GIVEN RECORDS:
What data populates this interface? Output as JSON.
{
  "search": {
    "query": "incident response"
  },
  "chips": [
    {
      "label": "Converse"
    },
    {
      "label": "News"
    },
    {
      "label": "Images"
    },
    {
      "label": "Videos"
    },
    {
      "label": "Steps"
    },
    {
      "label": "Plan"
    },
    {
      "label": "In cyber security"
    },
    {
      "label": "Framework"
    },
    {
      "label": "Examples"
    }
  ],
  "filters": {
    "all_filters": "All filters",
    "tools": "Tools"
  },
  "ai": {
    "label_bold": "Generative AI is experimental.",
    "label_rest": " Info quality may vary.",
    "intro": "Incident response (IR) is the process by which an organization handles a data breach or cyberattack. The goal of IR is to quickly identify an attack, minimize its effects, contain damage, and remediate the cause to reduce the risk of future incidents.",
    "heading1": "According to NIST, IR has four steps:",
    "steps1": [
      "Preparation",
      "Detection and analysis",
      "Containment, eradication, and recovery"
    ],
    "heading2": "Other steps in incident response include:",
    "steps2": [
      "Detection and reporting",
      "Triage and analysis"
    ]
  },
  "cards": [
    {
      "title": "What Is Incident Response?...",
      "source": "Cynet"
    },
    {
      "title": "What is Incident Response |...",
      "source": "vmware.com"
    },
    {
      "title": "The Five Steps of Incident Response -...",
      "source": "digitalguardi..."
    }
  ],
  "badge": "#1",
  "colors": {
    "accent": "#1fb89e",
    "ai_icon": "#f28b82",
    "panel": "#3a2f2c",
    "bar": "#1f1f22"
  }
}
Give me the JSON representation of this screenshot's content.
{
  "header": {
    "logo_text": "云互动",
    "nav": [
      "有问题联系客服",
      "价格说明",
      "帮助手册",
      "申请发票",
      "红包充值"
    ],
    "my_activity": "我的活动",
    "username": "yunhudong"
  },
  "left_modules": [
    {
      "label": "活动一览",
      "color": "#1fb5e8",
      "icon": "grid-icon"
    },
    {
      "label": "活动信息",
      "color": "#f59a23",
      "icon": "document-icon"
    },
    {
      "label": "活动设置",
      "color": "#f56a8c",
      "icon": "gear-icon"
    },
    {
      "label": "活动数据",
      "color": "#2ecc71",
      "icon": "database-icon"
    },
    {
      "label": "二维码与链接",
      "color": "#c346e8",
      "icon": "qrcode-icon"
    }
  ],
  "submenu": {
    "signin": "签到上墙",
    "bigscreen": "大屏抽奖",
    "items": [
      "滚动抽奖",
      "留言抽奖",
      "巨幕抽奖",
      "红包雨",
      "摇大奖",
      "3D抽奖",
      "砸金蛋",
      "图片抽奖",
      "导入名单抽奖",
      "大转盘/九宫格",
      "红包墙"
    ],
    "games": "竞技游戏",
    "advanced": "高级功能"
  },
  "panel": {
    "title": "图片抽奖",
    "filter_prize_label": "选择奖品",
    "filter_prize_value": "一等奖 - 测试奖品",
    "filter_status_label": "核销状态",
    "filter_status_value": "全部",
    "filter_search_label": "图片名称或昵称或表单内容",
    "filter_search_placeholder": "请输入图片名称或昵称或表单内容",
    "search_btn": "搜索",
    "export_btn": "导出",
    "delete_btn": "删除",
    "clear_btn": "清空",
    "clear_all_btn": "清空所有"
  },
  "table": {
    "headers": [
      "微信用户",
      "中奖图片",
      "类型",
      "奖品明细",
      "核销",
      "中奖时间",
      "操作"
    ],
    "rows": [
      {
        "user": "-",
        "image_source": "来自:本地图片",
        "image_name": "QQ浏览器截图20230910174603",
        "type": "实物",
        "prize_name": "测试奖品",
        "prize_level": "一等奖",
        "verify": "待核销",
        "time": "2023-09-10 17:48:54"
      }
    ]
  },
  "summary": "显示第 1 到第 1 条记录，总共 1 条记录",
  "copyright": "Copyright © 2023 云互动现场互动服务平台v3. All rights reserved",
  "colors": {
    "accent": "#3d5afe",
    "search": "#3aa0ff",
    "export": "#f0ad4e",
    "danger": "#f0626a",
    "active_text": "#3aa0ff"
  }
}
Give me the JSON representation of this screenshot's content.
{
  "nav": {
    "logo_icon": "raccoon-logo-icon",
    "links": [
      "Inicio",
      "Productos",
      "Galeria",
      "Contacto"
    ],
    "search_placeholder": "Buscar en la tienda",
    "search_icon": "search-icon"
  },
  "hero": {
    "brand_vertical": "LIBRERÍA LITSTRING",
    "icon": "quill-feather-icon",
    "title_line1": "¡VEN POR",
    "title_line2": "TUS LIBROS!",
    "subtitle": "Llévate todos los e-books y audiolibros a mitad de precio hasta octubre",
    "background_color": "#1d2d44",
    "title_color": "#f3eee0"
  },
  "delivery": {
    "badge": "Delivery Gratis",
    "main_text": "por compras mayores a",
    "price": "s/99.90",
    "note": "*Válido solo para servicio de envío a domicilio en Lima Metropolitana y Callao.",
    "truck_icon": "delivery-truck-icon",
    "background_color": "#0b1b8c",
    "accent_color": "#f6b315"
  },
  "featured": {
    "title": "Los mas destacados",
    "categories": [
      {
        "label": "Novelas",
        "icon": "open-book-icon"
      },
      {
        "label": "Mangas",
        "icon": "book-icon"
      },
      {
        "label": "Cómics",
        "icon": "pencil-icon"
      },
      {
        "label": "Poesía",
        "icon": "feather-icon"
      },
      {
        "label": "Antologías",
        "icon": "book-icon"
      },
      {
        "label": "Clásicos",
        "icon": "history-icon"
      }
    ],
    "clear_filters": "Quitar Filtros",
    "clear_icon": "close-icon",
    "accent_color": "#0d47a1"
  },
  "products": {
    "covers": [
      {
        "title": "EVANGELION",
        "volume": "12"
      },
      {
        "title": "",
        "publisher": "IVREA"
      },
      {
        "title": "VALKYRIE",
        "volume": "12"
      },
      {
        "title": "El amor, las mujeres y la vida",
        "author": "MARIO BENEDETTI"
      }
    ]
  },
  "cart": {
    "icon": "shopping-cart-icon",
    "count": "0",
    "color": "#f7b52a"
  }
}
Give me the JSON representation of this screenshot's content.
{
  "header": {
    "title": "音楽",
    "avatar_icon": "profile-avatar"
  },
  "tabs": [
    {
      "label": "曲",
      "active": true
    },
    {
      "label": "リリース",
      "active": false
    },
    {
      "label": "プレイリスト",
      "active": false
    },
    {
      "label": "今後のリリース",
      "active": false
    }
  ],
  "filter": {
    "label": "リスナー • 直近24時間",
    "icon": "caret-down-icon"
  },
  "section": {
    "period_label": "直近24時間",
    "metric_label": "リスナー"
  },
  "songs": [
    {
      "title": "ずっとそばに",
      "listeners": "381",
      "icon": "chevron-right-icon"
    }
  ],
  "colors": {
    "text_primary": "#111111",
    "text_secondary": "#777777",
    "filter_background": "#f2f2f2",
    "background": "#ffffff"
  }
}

REQUEST: All of the data must be returned exactly.

CORRECT RESPONSE:
What data populates this interface? Output as JSON.
{
  "search": {
    "query": "incident response"
  },
  "chips": [
    {
      "label": "Converse"
    },
    {
      "label": "News"
    },
    {
      "label": "Images"
    },
    {
      "label": "Videos"
    },
    {
      "label": "Steps"
    },
    {
      "label": "Plan"
    },
    {
      "label": "In cyber security"
    },
    {
      "label": "Framework"
    },
    {
      "label": "Examples"
    }
  ],
  "filters": {
    "all_filters": "All filters",
    "tools": "Tools"
  },
  "ai": {
    "label_bold": "Generative AI is experimental.",
    "label_rest": " Info quality may vary.",
    "intro": "Incident response (IR) is the process by which an organization handles a data breach or cyberattack. The goal of IR is to quickly identify an attack, minimize its effects, contain damage, and remediate the cause to reduce the risk of future incidents.",
    "heading1": "According to NIST, IR has four steps:",
    "steps1": [
      "Preparation",
      "Detection and analysis",
      "Containment, eradication, and recovery"
    ],
    "heading2": "Other steps in incident response include:",
    "steps2": [
      "Detection and reporting",
      "Triage and analysis"
    ]
  },
  "cards": [
    {
      "title": "What Is Incident Response?...",
      "source": "Cynet"
    },
    {
      "title": "What is Incident Response |...",
      "source": "vmware.com"
    },
    {
      "title": "The Five Steps of Incident Response -...",
      "source": "digitalguardi..."
    }
  ],
  "badge": "#1",
  "colors": {
    "accent": "#1fb89e",
    "ai_icon": "#f28b82",
    "panel": "#3a2f2c",
    "bar": "#1f1f22"
  }
}
Give me the JSON representation of this screenshot's content.
{
  "header": {
    "logo_text": "云互动",
    "nav": [
      "有问题联系客服",
      "价格说明",
      "帮助手册",
      "申请发票",
      "红包充值"
    ],
    "my_activity": "我的活动",
    "username": "yunhudong"
  },
  "left_modules": [
    {
      "label": "活动一览",
      "color": "#1fb5e8",
      "icon": "grid-icon"
    },
    {
      "label": "活动信息",
      "color": "#f59a23",
      "icon": "document-icon"
    },
    {
      "label": "活动设置",
      "color": "#f56a8c",
      "icon": "gear-icon"
    },
    {
      "label": "活动数据",
      "color": "#2ecc71",
      "icon": "database-icon"
    },
    {
      "label": "二维码与链接",
      "color": "#c346e8",
      "icon": "qrcode-icon"
    }
  ],
  "submenu": {
    "signin": "签到上墙",
    "bigscreen": "大屏抽奖",
    "items": [
      "滚动抽奖",
      "留言抽奖",
      "巨幕抽奖",
      "红包雨",
      "摇大奖",
      "3D抽奖",
      "砸金蛋",
      "图片抽奖",
      "导入名单抽奖",
      "大转盘/九宫格",
      "红包墙"
    ],
    "games": "竞技游戏",
    "advanced": "高级功能"
  },
  "panel": {
    "title": "图片抽奖",
    "filter_prize_label": "选择奖品",
    "filter_prize_value": "一等奖 - 测试奖品",
    "filter_status_label": "核销状态",
    "filter_status_value": "全部",
    "filter_search_label": "图片名称或昵称或表单内容",
    "filter_search_placeholder": "请输入图片名称或昵称或表单内容",
    "search_btn": "搜索",
    "export_btn": "导出",
    "delete_btn": "删除",
    "clear_btn": "清空",
    "clear_all_btn": "清空所有"
  },
  "table": {
    "headers": [
      "微信用户",
      "中奖图片",
      "类型",
      "奖品明细",
      "核销",
      "中奖时间",
      "操作"
    ],
    "rows": [
      {
        "user": "-",
        "image_source": "来自:本地图片",
        "image_name": "QQ浏览器截图20230910174603",
        "type": "实物",
        "prize_name": "测试奖品",
        "prize_level": "一等奖",
        "verify": "待核销",
        "time": "2023-09-10 17:48:54"
      }
    ]
  },
  "summary": "显示第 1 到第 1 条记录，总共 1 条记录",
  "copyright": "Copyright © 2023 云互动现场互动服务平台v3. All rights reserved",
  "colors": {
    "accent": "#3d5afe",
    "search": "#3aa0ff",
    "export": "#f0ad4e",
    "danger": "#f0626a",
    "active_text": "#3aa0ff"
  }
}
Give me the JSON representation of this screenshot's content.
{
  "nav": {
    "logo_icon": "raccoon-logo-icon",
    "links": [
      "Inicio",
      "Productos",
      "Galeria",
      "Contacto"
    ],
    "search_placeholder": "Buscar en la tienda",
    "search_icon": "search-icon"
  },
  "hero": {
    "brand_vertical": "LIBRERÍA LITSTRING",
    "icon": "quill-feather-icon",
    "title_line1": "¡VEN POR",
    "title_line2": "TUS LIBROS!",
    "subtitle": "Llévate todos los e-books y audiolibros a mitad de precio hasta octubre",
    "background_color": "#1d2d44",
    "title_color": "#f3eee0"
  },
  "delivery": {
    "badge": "Delivery Gratis",
    "main_text": "por compras mayores a",
    "price": "s/99.90",
    "note": "*Válido solo para servicio de envío a domicilio en Lima Metropolitana y Callao.",
    "truck_icon": "delivery-truck-icon",
    "background_color": "#0b1b8c",
    "accent_color": "#f6b315"
  },
  "featured": {
    "title": "Los mas destacados",
    "categories": [
      {
        "label": "Novelas",
        "icon": "open-book-icon"
      },
      {
        "label": "Mangas",
        "icon": "book-icon"
      },
      {
        "label": "Cómics",
        "icon": "pencil-icon"
      },
      {
        "label": "Poesía",
        "icon": "feather-icon"
      },
      {
        "label": "Antologías",
        "icon": "book-icon"
      },
      {
        "label": "Clásicos",
        "icon": "history-icon"
      }
    ],
    "clear_filters": "Quitar Filtros",
    "clear_icon": "close-icon",
    "accent_color": "#0d47a1"
  },
  "products": {
    "covers": [
      {
        "title": "EVANGELION",
        "volume": "12"
      },
      {
        "title": "",
        "publisher": "IVREA"
      },
      {
        "title": "VALKYRIE",
        "volume": "12"
      },
      {
        "title": "El amor, las mujeres y la vida",
        "author": "MARIO BENEDETTI"
      }
    ]
  },
  "cart": {
    "icon": "shopping-cart-icon",
    "count": "0",
    "color": "#f7b52a"
  }
}
Give me the JSON representation of this screenshot's content.
{
  "header": {
    "title": "音楽",
    "avatar_icon": "profile-avatar"
  },
  "tabs": [
    {
      "label": "曲",
      "active": true
    },
    {
      "label": "リリース",
      "active": false
    },
    {
      "label": "プレイリスト",
      "active": false
    },
    {
      "label": "今後のリリース",
      "active": false
    }
  ],
  "filter": {
    "label": "リスナー • 直近24時間",
    "icon": "caret-down-icon"
  },
  "section": {
    "period_label": "直近24時間",
    "metric_label": "リスナー"
  },
  "songs": [
    {
      "title": "ずっとそばに",
      "listeners": "381",
      "icon": "chevron-right-icon"
    }
  ],
  "colors": {
    "text_primary": "#111111",
    "text_secondary": "#777777",
    "filter_background": "#f2f2f2",
    "background": "#ffffff"
  }
}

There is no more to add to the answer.